• **Work to be completed**
Transcribe the records that follow in their entirety, omitting any pictures.

[Dataset entries on figures]
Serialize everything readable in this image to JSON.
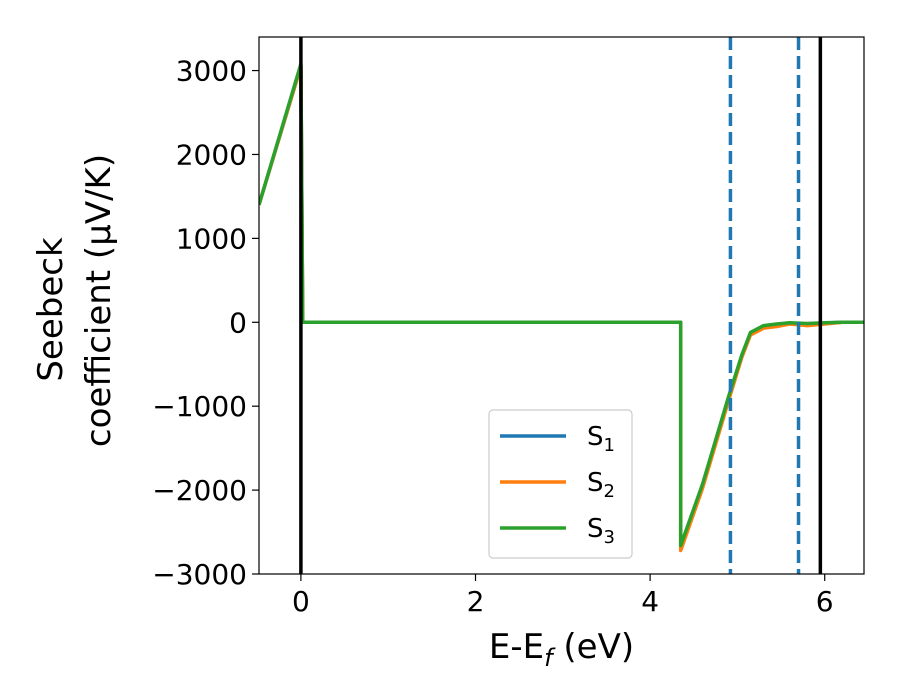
{
  "chart_data": {
    "type": "line",
    "xlabel": "E-E",
    "xlabel_subscript": "f",
    "xlabel_unit": " (eV)",
    "ylabel_line1": "Seebeck",
    "ylabel_line2": "coefficient  (μV/K)",
    "xlim": [
      -0.48,
      6.45
    ],
    "ylim": [
      -3000,
      3400
    ],
    "xticks": [
      0,
      2,
      4,
      6
    ],
    "xtick_labels": [
      "0",
      "2",
      "4",
      "6"
    ],
    "yticks": [
      -3000,
      -2000,
      -1000,
      0,
      1000,
      2000,
      3000
    ],
    "ytick_labels": [
      "−3000",
      "−2000",
      "−1000",
      "0",
      "1000",
      "2000",
      "3000"
    ],
    "grid": false,
    "legend_position": "lower-center",
    "vertical_lines": [
      {
        "x": 0.0,
        "style": "solid",
        "color": "#000000"
      },
      {
        "x": 4.92,
        "style": "dashed",
        "color": "#1f77b4"
      },
      {
        "x": 5.7,
        "style": "dashed",
        "color": "#1f77b4"
      },
      {
        "x": 5.95,
        "style": "solid",
        "color": "#000000"
      }
    ],
    "series": [
      {
        "name": "S",
        "sub": "1",
        "color": "#1f77b4",
        "points": [
          [
            -0.48,
            1400
          ],
          [
            0.0,
            3050
          ],
          [
            0.02,
            0
          ],
          [
            4.35,
            0
          ],
          [
            4.35,
            -2680
          ],
          [
            4.6,
            -1950
          ],
          [
            4.9,
            -900
          ],
          [
            5.05,
            -400
          ],
          [
            5.15,
            -130
          ],
          [
            5.3,
            -50
          ],
          [
            5.45,
            -30
          ],
          [
            5.6,
            -10
          ],
          [
            5.8,
            -20
          ],
          [
            6.0,
            -10
          ],
          [
            6.2,
            0
          ],
          [
            6.45,
            0
          ]
        ]
      },
      {
        "name": "S",
        "sub": "2",
        "color": "#ff7f0e",
        "points": [
          [
            -0.48,
            1400
          ],
          [
            0.0,
            3050
          ],
          [
            0.02,
            0
          ],
          [
            4.35,
            0
          ],
          [
            4.35,
            -2720
          ],
          [
            4.6,
            -1980
          ],
          [
            4.9,
            -930
          ],
          [
            5.05,
            -420
          ],
          [
            5.15,
            -150
          ],
          [
            5.3,
            -70
          ],
          [
            5.45,
            -50
          ],
          [
            5.6,
            -20
          ],
          [
            5.8,
            -40
          ],
          [
            6.0,
            -20
          ],
          [
            6.2,
            0
          ],
          [
            6.45,
            0
          ]
        ]
      },
      {
        "name": "S",
        "sub": "3",
        "color": "#2ca02c",
        "points": [
          [
            -0.48,
            1400
          ],
          [
            0.0,
            3080
          ],
          [
            0.02,
            0
          ],
          [
            4.35,
            0
          ],
          [
            4.35,
            -2660
          ],
          [
            4.6,
            -1930
          ],
          [
            4.9,
            -880
          ],
          [
            5.05,
            -390
          ],
          [
            5.15,
            -120
          ],
          [
            5.3,
            -40
          ],
          [
            5.45,
            -20
          ],
          [
            5.6,
            -5
          ],
          [
            5.8,
            -15
          ],
          [
            6.0,
            -5
          ],
          [
            6.2,
            0
          ],
          [
            6.45,
            0
          ]
        ]
      }
    ]
  }
}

• **Task output**
Serialize everything readable in this image to JSON.
{
  "chart_data": {
    "type": "line",
    "xlabel": "E-E",
    "xlabel_subscript": "f",
    "xlabel_unit": " (eV)",
    "ylabel_line1": "Seebeck",
    "ylabel_line2": "coefficient  (μV/K)",
    "xlim": [
      -0.48,
      6.45
    ],
    "ylim": [
      -3000,
      3400
    ],
    "xticks": [
      0,
      2,
      4,
      6
    ],
    "xtick_labels": [
      "0",
      "2",
      "4",
      "6"
    ],
    "yticks": [
      -3000,
      -2000,
      -1000,
      0,
      1000,
      2000,
      3000
    ],
    "ytick_labels": [
      "−3000",
      "−2000",
      "−1000",
      "0",
      "1000",
      "2000",
      "3000"
    ],
    "grid": false,
    "legend_position": "lower-center",
    "vertical_lines": [
      {
        "x": 0.0,
        "style": "solid",
        "color": "#000000"
      },
      {
        "x": 4.92,
        "style": "dashed",
        "color": "#1f77b4"
      },
      {
        "x": 5.7,
        "style": "dashed",
        "color": "#1f77b4"
      },
      {
        "x": 5.95,
        "style": "solid",
        "color": "#000000"
      }
    ],
    "series": [
      {
        "name": "S",
        "sub": "1",
        "color": "#1f77b4",
        "points": [
          [
            -0.48,
            1400
          ],
          [
            0.0,
            3050
          ],
          [
            0.02,
            0
          ],
          [
            4.35,
            0
          ],
          [
            4.35,
            -2680
          ],
          [
            4.6,
            -1950
          ],
          [
            4.9,
            -900
          ],
          [
            5.05,
            -400
          ],
          [
            5.15,
            -130
          ],
          [
            5.3,
            -50
          ],
          [
            5.45,
            -30
          ],
          [
            5.6,
            -10
          ],
          [
            5.8,
            -20
          ],
          [
            6.0,
            -10
          ],
          [
            6.2,
            0
          ],
          [
            6.45,
            0
          ]
        ]
      },
      {
        "name": "S",
        "sub": "2",
        "color": "#ff7f0e",
        "points": [
          [
            -0.48,
            1400
          ],
          [
            0.0,
            3050
          ],
          [
            0.02,
            0
          ],
          [
            4.35,
            0
          ],
          [
            4.35,
            -2720
          ],
          [
            4.6,
            -1980
          ],
          [
            4.9,
            -930
          ],
          [
            5.05,
            -420
          ],
          [
            5.15,
            -150
          ],
          [
            5.3,
            -70
          ],
          [
            5.45,
            -50
          ],
          [
            5.6,
            -20
          ],
          [
            5.8,
            -40
          ],
          [
            6.0,
            -20
          ],
          [
            6.2,
            0
          ],
          [
            6.45,
            0
          ]
        ]
      },
      {
        "name": "S",
        "sub": "3",
        "color": "#2ca02c",
        "points": [
          [
            -0.48,
            1400
          ],
          [
            0.0,
            3080
          ],
          [
            0.02,
            0
          ],
          [
            4.35,
            0
          ],
          [
            4.35,
            -2660
          ],
          [
            4.6,
            -1930
          ],
          [
            4.9,
            -880
          ],
          [
            5.05,
            -390
          ],
          [
            5.15,
            -120
          ],
          [
            5.3,
            -40
          ],
          [
            5.45,
            -20
          ],
          [
            5.6,
            -5
          ],
          [
            5.8,
            -15
          ],
          [
            6.0,
            -5
          ],
          [
            6.2,
            0
          ],
          [
            6.45,
            0
          ]
        ]
      }
    ]
  }
}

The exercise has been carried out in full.